:: DATA FOR THIS TASK
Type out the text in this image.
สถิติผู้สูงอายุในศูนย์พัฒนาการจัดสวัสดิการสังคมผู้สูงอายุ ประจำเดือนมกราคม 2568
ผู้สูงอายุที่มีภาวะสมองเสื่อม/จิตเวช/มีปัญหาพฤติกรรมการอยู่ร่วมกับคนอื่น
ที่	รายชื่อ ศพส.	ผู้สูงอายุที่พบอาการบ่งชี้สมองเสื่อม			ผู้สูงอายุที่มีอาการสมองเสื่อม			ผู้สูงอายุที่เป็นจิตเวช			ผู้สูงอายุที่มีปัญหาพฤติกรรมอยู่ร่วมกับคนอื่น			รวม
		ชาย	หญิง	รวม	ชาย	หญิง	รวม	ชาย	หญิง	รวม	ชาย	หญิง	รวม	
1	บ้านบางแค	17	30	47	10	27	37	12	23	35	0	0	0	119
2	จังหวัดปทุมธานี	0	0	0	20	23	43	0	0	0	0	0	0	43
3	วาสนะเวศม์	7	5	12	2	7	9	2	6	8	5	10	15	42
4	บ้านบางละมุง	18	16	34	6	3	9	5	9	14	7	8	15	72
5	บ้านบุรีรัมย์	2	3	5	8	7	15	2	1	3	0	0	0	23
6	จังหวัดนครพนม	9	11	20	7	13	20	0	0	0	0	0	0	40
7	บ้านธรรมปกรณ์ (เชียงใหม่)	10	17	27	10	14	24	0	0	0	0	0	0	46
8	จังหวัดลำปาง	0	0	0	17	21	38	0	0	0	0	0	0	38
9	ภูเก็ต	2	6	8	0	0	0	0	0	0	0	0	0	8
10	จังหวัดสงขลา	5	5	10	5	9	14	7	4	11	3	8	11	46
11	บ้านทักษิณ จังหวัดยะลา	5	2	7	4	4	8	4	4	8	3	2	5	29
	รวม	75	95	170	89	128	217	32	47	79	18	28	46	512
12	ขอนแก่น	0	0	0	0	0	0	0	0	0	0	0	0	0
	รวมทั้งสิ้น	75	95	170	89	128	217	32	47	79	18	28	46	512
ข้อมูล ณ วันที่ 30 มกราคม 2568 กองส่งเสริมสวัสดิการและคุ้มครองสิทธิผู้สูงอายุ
::::
EXERCISE DIRECTIONS →
State how many lines of the records above contain "บคนอ", with no words besides the number.

FINAL RESULT →
2